-- BEGIN INPUT --

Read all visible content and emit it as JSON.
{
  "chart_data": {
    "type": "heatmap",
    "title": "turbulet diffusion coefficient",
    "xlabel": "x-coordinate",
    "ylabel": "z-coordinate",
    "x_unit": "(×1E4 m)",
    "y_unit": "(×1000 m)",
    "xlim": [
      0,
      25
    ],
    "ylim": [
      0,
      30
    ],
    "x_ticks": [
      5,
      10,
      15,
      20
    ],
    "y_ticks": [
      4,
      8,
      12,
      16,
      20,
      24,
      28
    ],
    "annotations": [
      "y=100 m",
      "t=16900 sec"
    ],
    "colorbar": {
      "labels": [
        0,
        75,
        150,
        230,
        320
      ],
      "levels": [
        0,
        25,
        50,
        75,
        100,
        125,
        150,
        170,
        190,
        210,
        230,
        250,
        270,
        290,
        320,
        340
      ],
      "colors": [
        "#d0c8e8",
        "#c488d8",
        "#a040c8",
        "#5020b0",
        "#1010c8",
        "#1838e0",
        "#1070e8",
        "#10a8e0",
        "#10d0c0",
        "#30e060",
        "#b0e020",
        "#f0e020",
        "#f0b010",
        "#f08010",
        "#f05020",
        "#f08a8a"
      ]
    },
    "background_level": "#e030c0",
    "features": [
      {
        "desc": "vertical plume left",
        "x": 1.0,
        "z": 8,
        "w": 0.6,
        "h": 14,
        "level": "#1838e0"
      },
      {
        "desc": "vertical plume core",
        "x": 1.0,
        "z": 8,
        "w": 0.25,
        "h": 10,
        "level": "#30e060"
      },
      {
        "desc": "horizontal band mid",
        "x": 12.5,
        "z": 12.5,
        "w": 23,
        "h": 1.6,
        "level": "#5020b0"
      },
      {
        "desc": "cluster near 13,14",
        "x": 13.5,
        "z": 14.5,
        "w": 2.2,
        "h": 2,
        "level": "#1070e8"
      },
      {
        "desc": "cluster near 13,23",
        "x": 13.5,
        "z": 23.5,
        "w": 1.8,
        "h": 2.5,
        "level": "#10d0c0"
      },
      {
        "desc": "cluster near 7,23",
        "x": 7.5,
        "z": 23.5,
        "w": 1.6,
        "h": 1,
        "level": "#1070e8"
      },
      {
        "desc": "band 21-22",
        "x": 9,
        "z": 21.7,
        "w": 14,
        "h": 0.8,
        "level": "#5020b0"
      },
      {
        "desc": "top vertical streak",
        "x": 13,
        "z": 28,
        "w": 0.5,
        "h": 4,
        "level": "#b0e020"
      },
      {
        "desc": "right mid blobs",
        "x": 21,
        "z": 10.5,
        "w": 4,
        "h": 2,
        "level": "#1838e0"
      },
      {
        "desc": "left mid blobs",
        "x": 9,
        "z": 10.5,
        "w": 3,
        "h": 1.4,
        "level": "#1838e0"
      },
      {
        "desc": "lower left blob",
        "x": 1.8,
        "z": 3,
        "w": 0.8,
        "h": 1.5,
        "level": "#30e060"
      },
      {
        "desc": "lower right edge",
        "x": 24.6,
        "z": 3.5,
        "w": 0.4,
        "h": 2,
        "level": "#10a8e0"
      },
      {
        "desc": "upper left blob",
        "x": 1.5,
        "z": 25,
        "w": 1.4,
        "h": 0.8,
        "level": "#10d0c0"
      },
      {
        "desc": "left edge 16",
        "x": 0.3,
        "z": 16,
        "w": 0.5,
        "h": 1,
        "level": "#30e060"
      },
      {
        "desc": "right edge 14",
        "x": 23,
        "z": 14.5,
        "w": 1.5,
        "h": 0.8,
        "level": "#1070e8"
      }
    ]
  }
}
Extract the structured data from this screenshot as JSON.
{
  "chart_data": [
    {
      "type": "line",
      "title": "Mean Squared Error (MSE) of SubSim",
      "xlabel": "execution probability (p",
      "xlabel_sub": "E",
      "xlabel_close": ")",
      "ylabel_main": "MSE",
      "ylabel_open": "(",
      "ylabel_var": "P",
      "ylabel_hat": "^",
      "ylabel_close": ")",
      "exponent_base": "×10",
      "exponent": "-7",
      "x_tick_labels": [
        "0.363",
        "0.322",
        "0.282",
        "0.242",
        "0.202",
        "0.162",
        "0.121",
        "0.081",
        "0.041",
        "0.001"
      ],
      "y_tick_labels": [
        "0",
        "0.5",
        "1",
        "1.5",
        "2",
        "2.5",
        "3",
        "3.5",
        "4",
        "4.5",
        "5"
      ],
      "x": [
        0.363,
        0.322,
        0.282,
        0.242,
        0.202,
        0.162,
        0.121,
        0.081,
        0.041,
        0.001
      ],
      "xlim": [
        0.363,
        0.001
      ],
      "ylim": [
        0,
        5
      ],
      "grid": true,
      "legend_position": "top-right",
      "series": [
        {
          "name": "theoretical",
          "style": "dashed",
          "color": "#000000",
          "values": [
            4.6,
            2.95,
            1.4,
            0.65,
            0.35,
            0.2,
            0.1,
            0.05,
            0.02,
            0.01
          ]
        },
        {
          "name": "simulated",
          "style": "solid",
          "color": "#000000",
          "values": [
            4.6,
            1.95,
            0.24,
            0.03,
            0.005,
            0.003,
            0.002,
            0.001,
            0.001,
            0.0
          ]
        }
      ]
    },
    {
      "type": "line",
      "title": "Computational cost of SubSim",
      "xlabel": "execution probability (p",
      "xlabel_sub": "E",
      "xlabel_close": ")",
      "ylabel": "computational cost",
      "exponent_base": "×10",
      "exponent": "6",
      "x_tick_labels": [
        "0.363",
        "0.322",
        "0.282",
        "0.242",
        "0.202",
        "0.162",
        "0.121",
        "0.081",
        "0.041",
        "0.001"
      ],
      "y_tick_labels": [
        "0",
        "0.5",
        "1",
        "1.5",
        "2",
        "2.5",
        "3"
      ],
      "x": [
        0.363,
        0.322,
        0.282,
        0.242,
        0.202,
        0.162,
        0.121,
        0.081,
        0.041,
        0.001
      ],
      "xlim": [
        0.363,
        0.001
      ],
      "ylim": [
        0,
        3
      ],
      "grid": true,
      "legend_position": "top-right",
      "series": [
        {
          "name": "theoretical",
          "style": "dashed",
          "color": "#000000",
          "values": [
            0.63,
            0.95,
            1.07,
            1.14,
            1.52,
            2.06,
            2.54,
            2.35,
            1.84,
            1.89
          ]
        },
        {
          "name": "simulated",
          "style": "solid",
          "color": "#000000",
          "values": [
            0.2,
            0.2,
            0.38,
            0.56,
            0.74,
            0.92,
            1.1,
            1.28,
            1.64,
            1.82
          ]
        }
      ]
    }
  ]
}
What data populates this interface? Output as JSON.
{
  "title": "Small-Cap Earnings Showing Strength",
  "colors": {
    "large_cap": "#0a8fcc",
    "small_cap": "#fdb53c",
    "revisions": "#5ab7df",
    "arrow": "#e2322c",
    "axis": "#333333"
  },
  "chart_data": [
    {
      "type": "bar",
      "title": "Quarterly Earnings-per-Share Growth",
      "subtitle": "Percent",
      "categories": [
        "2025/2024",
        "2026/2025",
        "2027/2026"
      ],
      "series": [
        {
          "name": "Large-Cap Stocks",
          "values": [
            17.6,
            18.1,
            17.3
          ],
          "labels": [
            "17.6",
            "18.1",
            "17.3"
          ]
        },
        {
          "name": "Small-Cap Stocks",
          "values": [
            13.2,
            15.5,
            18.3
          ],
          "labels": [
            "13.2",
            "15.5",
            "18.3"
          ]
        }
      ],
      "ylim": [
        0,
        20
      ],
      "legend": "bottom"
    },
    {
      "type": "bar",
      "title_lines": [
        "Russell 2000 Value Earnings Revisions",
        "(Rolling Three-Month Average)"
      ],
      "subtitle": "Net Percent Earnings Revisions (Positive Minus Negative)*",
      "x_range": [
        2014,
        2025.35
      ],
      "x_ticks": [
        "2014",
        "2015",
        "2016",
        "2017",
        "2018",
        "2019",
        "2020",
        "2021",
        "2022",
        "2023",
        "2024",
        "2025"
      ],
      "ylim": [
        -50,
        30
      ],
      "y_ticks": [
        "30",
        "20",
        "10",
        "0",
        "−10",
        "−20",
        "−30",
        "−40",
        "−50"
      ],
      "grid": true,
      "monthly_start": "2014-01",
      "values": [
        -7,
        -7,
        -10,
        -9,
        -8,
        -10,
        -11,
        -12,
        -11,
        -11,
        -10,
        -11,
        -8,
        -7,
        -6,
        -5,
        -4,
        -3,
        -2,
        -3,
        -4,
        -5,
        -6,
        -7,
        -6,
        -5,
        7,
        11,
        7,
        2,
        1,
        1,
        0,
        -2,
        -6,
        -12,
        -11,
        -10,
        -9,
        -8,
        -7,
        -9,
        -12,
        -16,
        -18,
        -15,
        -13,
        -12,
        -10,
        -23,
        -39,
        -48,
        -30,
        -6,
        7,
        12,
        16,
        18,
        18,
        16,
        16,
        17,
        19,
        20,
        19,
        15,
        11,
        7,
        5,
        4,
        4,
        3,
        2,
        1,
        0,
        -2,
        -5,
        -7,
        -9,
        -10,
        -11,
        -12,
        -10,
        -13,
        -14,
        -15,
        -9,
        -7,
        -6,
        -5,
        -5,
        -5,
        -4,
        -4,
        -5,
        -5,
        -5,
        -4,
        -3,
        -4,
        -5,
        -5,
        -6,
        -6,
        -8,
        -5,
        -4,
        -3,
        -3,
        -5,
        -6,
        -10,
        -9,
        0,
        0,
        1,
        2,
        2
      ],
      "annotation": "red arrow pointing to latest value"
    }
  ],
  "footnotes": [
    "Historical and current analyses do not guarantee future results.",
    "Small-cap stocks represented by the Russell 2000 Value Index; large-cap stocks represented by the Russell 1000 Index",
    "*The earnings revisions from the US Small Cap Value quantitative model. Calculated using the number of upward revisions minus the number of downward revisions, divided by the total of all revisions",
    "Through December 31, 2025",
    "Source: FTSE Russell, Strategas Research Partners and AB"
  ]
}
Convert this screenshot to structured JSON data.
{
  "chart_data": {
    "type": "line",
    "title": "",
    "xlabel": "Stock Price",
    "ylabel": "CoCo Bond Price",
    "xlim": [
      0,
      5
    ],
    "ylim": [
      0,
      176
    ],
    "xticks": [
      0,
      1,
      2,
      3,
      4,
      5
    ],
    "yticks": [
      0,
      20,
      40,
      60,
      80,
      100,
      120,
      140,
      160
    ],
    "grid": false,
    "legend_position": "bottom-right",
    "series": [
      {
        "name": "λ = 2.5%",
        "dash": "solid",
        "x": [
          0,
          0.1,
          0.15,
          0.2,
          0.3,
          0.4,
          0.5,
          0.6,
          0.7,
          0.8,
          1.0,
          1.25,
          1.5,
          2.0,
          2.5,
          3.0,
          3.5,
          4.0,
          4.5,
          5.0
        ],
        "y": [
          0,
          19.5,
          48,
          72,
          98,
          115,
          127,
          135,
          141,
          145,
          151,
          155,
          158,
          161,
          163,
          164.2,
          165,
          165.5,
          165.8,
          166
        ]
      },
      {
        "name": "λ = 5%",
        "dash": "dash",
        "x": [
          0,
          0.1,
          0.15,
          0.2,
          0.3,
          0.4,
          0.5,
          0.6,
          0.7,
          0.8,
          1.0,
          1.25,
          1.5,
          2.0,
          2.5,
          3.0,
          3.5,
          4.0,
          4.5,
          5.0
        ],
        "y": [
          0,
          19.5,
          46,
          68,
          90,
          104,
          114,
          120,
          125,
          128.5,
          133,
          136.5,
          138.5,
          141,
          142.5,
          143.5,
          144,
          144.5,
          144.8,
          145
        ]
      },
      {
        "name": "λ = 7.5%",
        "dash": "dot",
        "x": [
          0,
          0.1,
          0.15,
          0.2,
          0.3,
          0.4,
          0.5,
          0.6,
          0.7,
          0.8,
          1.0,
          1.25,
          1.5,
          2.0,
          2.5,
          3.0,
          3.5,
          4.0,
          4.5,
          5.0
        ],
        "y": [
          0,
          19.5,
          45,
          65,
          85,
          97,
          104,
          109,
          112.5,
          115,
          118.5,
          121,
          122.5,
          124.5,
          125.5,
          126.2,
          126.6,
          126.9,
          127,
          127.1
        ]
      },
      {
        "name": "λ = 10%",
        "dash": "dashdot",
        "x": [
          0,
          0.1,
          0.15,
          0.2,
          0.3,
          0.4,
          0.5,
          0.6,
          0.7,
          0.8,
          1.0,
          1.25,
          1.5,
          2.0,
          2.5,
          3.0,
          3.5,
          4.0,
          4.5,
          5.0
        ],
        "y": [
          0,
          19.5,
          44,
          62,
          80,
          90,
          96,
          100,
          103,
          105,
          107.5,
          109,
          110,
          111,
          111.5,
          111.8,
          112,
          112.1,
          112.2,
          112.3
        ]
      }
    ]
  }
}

-- END INPUT --

• [REQUEST]
Go through the preceding material and copy each line that has the word "name".

• [RIGHT ANSWER]
          "name": "theoretical",
          "name": "simulated",
          "name": "theoretical",
          "name": "simulated",
          "name": "Large-Cap Stocks",
          "name": "Small-Cap Stocks",
        "name": "λ = 2.5%",
        "name": "λ = 5%",
        "name": "λ = 7.5%",
        "name": "λ = 10%",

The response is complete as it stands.